## Exercise data

= = = = =

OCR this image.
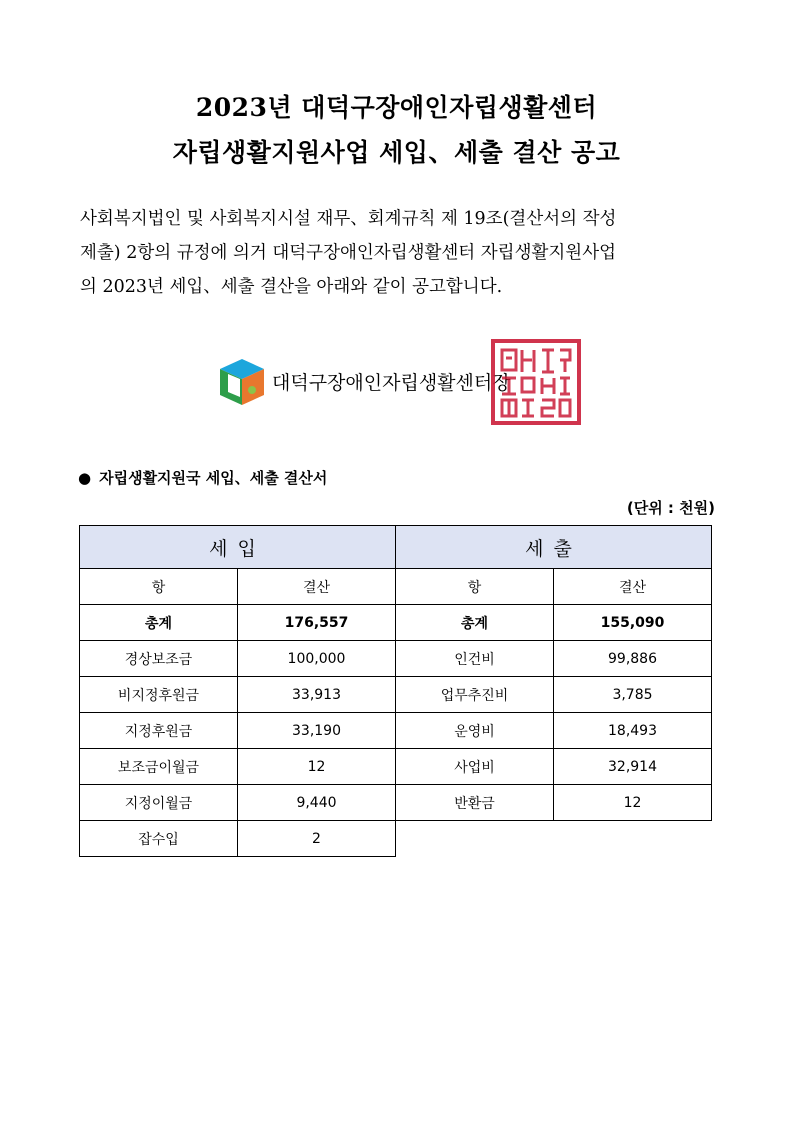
2023년 대덕구장애인자립생활센터
자립생활지원사업 세입、세출 결산 공고
사회복지법인 및 사회복지시설 재무、회계규칙 제 19조(결산서의 작성
제출) 2항의 규정에 의거 대덕구장애인자립생활센터 자립생활지원사업
의 2023년 세입、세출 결산을 아래와 같이 공고합니다.
대덕구장애인자립생활센터장
● 자립생활지원국 세입、세출 결산서
(단위 : 천원)
세입		세출	
항	결산	항	결산
총계	176,557	총계	155,090
경상보조금	100,000	인건비	99,886
비지정후원금	33,913	업무추진비	3,785
지정후원금	33,190	운영비	18,493
보조금이월금	12	사업비	32,914
지정이월금	9,440	반환금	12
잡수입	2		
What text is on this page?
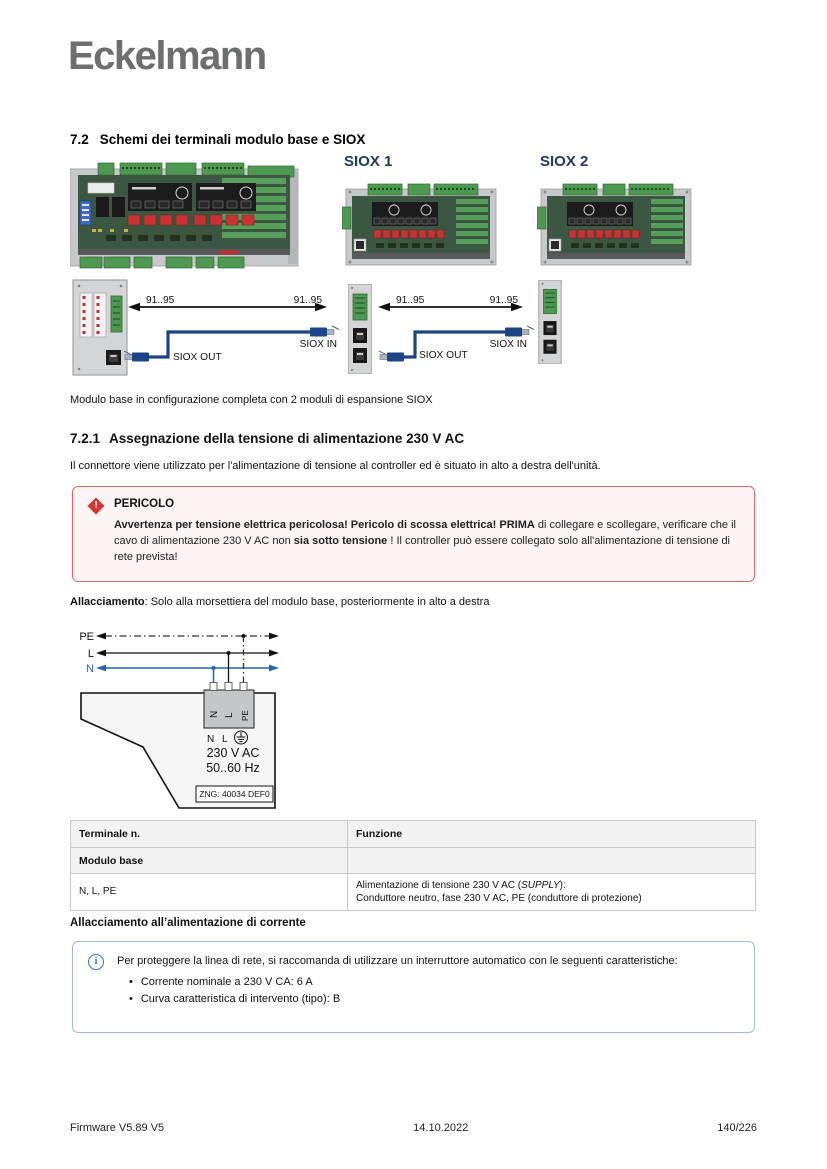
Eckelmann
7.2 Schemi dei terminali modulo base e SIOX
SIOX 1	SIOX 2
91..95	91..95
SIOX OUT
SIOX IN
91..95	91..95
SIOX OUT
SIOX IN
Modulo base in configurazione completa con 2 moduli di espansione SIOX
7.2.1 Assegnazione della tensione di alimentazione 230 V AC
Il connettore viene utilizzato per l'alimentazione di tensione al controller ed è situato in alto a destra dell'unità.
!	PERICOLO
Avvertenza per tensione elettrica pericolosa! Pericolo di scossa elettrica! PRIMA di collegare e scollegare, verificare che il cavo di alimentazione 230 V AC non sia sotto tensione ! Il controller può essere collegato solo all'alimentazione di tensione di rete prevista!
Allacciamento: Solo alla morsettiera del modulo base, posteriormente in alto a destra
PE
L
N
N L PE
N L
230 V AC
50..60 Hz
ZNG: 40034 DEF0
Terminale n.	Funzione
Modulo base	
N, L, PE	Alimentazione di tensione 230 V AC (SUPPLY):
Conduttore neutro, fase 230 V AC, PE (conduttore di protezione)
Allacciamento all’alimentazione di corrente
i	Per proteggere la linea di rete, si raccomanda di utilizzare un interruttore automatico con le seguenti caratteristiche:
• Corrente nominale a 230 V CA: 6 A
• Curva caratteristica di intervento (tipo): B
Firmware V5.89 V5	14.10.2022	140/226
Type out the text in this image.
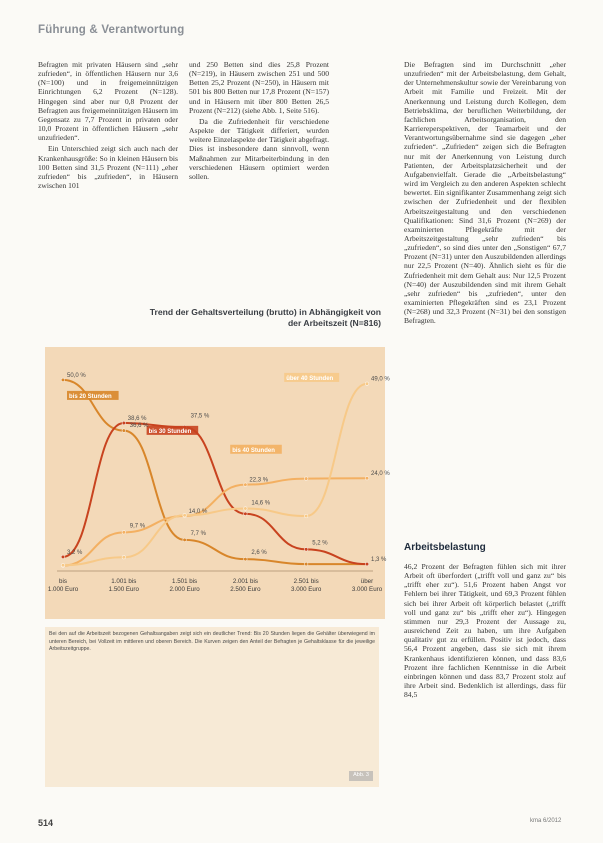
Führung & Verantwortung

Befragten mit privaten Häusern sind „sehr zufrieden“, in öffentlichen Häusern nur 3,6 (N=100) und in freigemeinnützigen Einrichtungen 6,2 Prozent (N=128). Hingegen sind aber nur 0,8 Prozent der Befragten aus freigemeinnützigen Häusern im Gegensatz zu 7,7 Prozent in privaten oder 10,0 Prozent in öffentlichen Häusern „sehr unzufrieden“.

Ein Unterschied zeigt sich auch nach der Krankenhausgröße: So in kleinen Häusern bis 100 Betten sind 31,5 Prozent (N=111) „eher zufrieden“ bis „zufrieden“, in Häusern zwischen 101

und 250 Betten sind dies 25,8 Prozent (N=219), in Häusern zwischen 251 und 500 Betten 25,2 Prozent (N=250), in Häusern mit 501 bis 800 Betten nur 17,8 Prozent (N=157) und in Häusern mit über 800 Betten 26,5 Prozent (N=212) (siehe Abb. 1, Seite 516).

Da die Zufriedenheit für verschiedene Aspekte der Tätigkeit differiert, wurden weitere Einzelaspekte der Tätigkeit abgefragt. Dies ist insbesondere dann sinnvoll, wenn Maßnahmen zur Mitarbeiterbindung in den verschiedenen Häusern optimiert werden sollen.

Die Befragten sind im Durchschnitt „eher unzufrieden“ mit der Arbeitsbelastung, dem Gehalt, der Unternehmenskultur sowie der Vereinbarung von Arbeit mit Familie und Freizeit. Mit der Anerkennung und Leistung durch Kollegen, dem Betriebsklima, der beruflichen Weiterbildung, der fachlichen Arbeitsorganisation, den Karriereperspektiven, der Teamarbeit und der Verantwortungsübernahme sind sie dagegen „eher zufrieden“. „Zufrieden“ zeigen sich die Befragten nur mit der Anerkennung von Leistung durch Patienten, der Arbeitsplatzsicherheit und der Aufgabenvielfalt. Gerade die „Arbeitsbelastung“ wird im Vergleich zu den anderen Aspekten schlecht bewertet. Ein signifikanter Zusammenhang zeigt sich zwischen der Zufriedenheit und der flexiblen Arbeitszeitgestaltung und den verschiedenen Qualifikationen: Sind 31,6 Prozent (N=269) der examinierten Pflegekräfte mit der Arbeitszeitgestaltung „sehr zufrieden“ bis „zufrieden“, so sind dies unter den „Sonstigen“ 67,7 Prozent (N=31) unter den Auszubildenden allerdings nur 22,5 Prozent (N=40). Ähnlich sieht es für die Zufriedenheit mit dem Gehalt aus: Nur 12,5 Prozent (N=40) der Auszubildenden sind mit ihrem Gehalt „sehr zufrieden“ bis „zufrieden“, unter den examinierten Pflegekräften sind es 23,1 Prozent (N=268) und 32,3 Prozent (N=31) bei den sonstigen Befragten.

Arbeitsbelastung

46,2 Prozent der Befragten fühlen sich mit ihrer Arbeit oft überfordert („trifft voll und ganz zu“ bis „trifft eher zu“). 51,6 Prozent haben Angst vor Fehlern bei ihrer Tätigkeit, und 69,3 Prozent fühlen sich bei ihrer Arbeit oft körperlich belastet („trifft voll und ganz zu“ bis „trifft eher zu“). Hingegen stimmen nur 29,3 Prozent der Aussage zu, ausreichend Zeit zu haben, um ihre Aufgaben qualitativ gut zu erfüllen. Positiv ist jedoch, dass 56,4 Prozent angeben, dass sie sich mit ihrem Krankenhaus identifizieren können, und dass 83,6 Prozent ihre fachlichen Kenntnisse in die Arbeit einbringen können und dass 83,7 Prozent stolz auf ihre Arbeit sind. Bedenklich ist allerdings, dass für 84,5

Trend der Gehaltsverteilung (brutto) in Abhängigkeit von
der Arbeitszeit (N=816)
50,0 %
1,3 %
bis 20 Stunden
3,2 %
38,6 %
bis 30 Stunden
14,0 %
22,3 %
24,0 %
bis 40 Stunden
49,0 %
über 40 Stunden
36,6 %
9,7 %
7,7 %
2,6 %
5,2 %
37,5 %
14,6 %
bis
1.000 Euro
1.001 bis
1.500 Euro
1.501 bis
2.000 Euro
2.001 bis
2.500 Euro
2.501 bis
3.000 Euro
über
3.000 Euro
Bei den auf die Arbeitszeit bezogenen Gehaltsangaben zeigt sich ein deutlicher Trend: Bis 20 Stunden liegen die Gehälter überwiegend im unteren Bereich, bei Vollzeit im mittleren und oberen Bereich. Die Kurven zeigen den Anteil der Befragten je Gehaltsklasse für die jeweilige Arbeitszeitgruppe.
Abb. 3
514	kma 6/2012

= = = = =

## Request
Quote the preceding records in their entirety, excluding every picture.

## Full solution
OCR this image.
2023년 대덕구장애인자립생활센터
자립생활지원사업 세입、세출 결산 공고
사회복지법인 및 사회복지시설 재무、회계규칙 제 19조(결산서의 작성
제출) 2항의 규정에 의거 대덕구장애인자립생활센터 자립생활지원사업
의 2023년 세입、세출 결산을 아래와 같이 공고합니다.
대덕구장애인자립생활센터장
● 자립생활지원국 세입、세출 결산서
(단위 : 천원)
세입		세출	
항	결산	항	결산
총계	176,557	총계	155,090
경상보조금	100,000	인건비	99,886
비지정후원금	33,913	업무추진비	3,785
지정후원금	33,190	운영비	18,493
보조금이월금	12	사업비	32,914
지정이월금	9,440	반환금	12
잡수입	2		
What text is on this page?
Eckelmann
7.2 Schemi dei terminali modulo base e SIOX
SIOX 1	SIOX 2
91..95	91..95
SIOX OUT
SIOX IN
91..95	91..95
SIOX OUT
SIOX IN
Modulo base in configurazione completa con 2 moduli di espansione SIOX
7.2.1 Assegnazione della tensione di alimentazione 230 V AC
Il connettore viene utilizzato per l'alimentazione di tensione al controller ed è situato in alto a destra dell'unità.
!	PERICOLO
Avvertenza per tensione elettrica pericolosa! Pericolo di scossa elettrica! PRIMA di collegare e scollegare, verificare che il cavo di alimentazione 230 V AC non sia sotto tensione ! Il controller può essere collegato solo all'alimentazione di tensione di rete prevista!
Allacciamento: Solo alla morsettiera del modulo base, posteriormente in alto a destra
PE
L
N
N L PE
N L
230 V AC
50..60 Hz
ZNG: 40034 DEF0
Terminale n.	Funzione
Modulo base	
N, L, PE	Alimentazione di tensione 230 V AC (SUPPLY):
Conduttore neutro, fase 230 V AC, PE (conduttore di protezione)
Allacciamento all’alimentazione di corrente
i	Per proteggere la linea di rete, si raccomanda di utilizzare un interruttore automatico con le seguenti caratteristiche:
• Corrente nominale a 230 V CA: 6 A
• Curva caratteristica di intervento (tipo): B
Firmware V5.89 V5	14.10.2022	140/226
Type out the text in this image.
Führung & Verantwortung

Befragten mit privaten Häusern sind „sehr zufrieden“, in öffentlichen Häusern nur 3,6 (N=100) und in freigemeinnützigen Einrichtungen 6,2 Prozent (N=128). Hingegen sind aber nur 0,8 Prozent der Befragten aus freigemeinnützigen Häusern im Gegensatz zu 7,7 Prozent in privaten oder 10,0 Prozent in öffentlichen Häusern „sehr unzufrieden“.

Ein Unterschied zeigt sich auch nach der Krankenhausgröße: So in kleinen Häusern bis 100 Betten sind 31,5 Prozent (N=111) „eher zufrieden“ bis „zufrieden“, in Häusern zwischen 101

und 250 Betten sind dies 25,8 Prozent (N=219), in Häusern zwischen 251 und 500 Betten 25,2 Prozent (N=250), in Häusern mit 501 bis 800 Betten nur 17,8 Prozent (N=157) und in Häusern mit über 800 Betten 26,5 Prozent (N=212) (siehe Abb. 1, Seite 516).

Da die Zufriedenheit für verschiedene Aspekte der Tätigkeit differiert, wurden weitere Einzelaspekte der Tätigkeit abgefragt. Dies ist insbesondere dann sinnvoll, wenn Maßnahmen zur Mitarbeiterbindung in den verschiedenen Häusern optimiert werden sollen.

Die Befragten sind im Durchschnitt „eher unzufrieden“ mit der Arbeitsbelastung, dem Gehalt, der Unternehmenskultur sowie der Vereinbarung von Arbeit mit Familie und Freizeit. Mit der Anerkennung und Leistung durch Kollegen, dem Betriebsklima, der beruflichen Weiterbildung, der fachlichen Arbeitsorganisation, den Karriereperspektiven, der Teamarbeit und der Verantwortungsübernahme sind sie dagegen „eher zufrieden“. „Zufrieden“ zeigen sich die Befragten nur mit der Anerkennung von Leistung durch Patienten, der Arbeitsplatzsicherheit und der Aufgabenvielfalt. Gerade die „Arbeitsbelastung“ wird im Vergleich zu den anderen Aspekten schlecht bewertet. Ein signifikanter Zusammenhang zeigt sich zwischen der Zufriedenheit und der flexiblen Arbeitszeitgestaltung und den verschiedenen Qualifikationen: Sind 31,6 Prozent (N=269) der examinierten Pflegekräfte mit der Arbeitszeitgestaltung „sehr zufrieden“ bis „zufrieden“, so sind dies unter den „Sonstigen“ 67,7 Prozent (N=31) unter den Auszubildenden allerdings nur 22,5 Prozent (N=40). Ähnlich sieht es für die Zufriedenheit mit dem Gehalt aus: Nur 12,5 Prozent (N=40) der Auszubildenden sind mit ihrem Gehalt „sehr zufrieden“ bis „zufrieden“, unter den examinierten Pflegekräften sind es 23,1 Prozent (N=268) und 32,3 Prozent (N=31) bei den sonstigen Befragten.

Arbeitsbelastung

46,2 Prozent der Befragten fühlen sich mit ihrer Arbeit oft überfordert („trifft voll und ganz zu“ bis „trifft eher zu“). 51,6 Prozent haben Angst vor Fehlern bei ihrer Tätigkeit, und 69,3 Prozent fühlen sich bei ihrer Arbeit oft körperlich belastet („trifft voll und ganz zu“ bis „trifft eher zu“). Hingegen stimmen nur 29,3 Prozent der Aussage zu, ausreichend Zeit zu haben, um ihre Aufgaben qualitativ gut zu erfüllen. Positiv ist jedoch, dass 56,4 Prozent angeben, dass sie sich mit ihrem Krankenhaus identifizieren können, und dass 83,6 Prozent ihre fachlichen Kenntnisse in die Arbeit einbringen können und dass 83,7 Prozent stolz auf ihre Arbeit sind. Bedenklich ist allerdings, dass für 84,5

Trend der Gehaltsverteilung (brutto) in Abhängigkeit von
der Arbeitszeit (N=816)
50,0 %
1,3 %
bis 20 Stunden
3,2 %
38,6 %
bis 30 Stunden
14,0 %
22,3 %
24,0 %
bis 40 Stunden
49,0 %
über 40 Stunden
36,6 %
9,7 %
7,7 %
2,6 %
5,2 %
37,5 %
14,6 %
bis
1.000 Euro
1.001 bis
1.500 Euro
1.501 bis
2.000 Euro
2.001 bis
2.500 Euro
2.501 bis
3.000 Euro
über
3.000 Euro
Bei den auf die Arbeitszeit bezogenen Gehaltsangaben zeigt sich ein deutlicher Trend: Bis 20 Stunden liegen die Gehälter überwiegend im unteren Bereich, bei Vollzeit im mittleren und oberen Bereich. Die Kurven zeigen den Anteil der Befragten je Gehaltsklasse für die jeweilige Arbeitszeitgruppe.
Abb. 3
514	kma 6/2012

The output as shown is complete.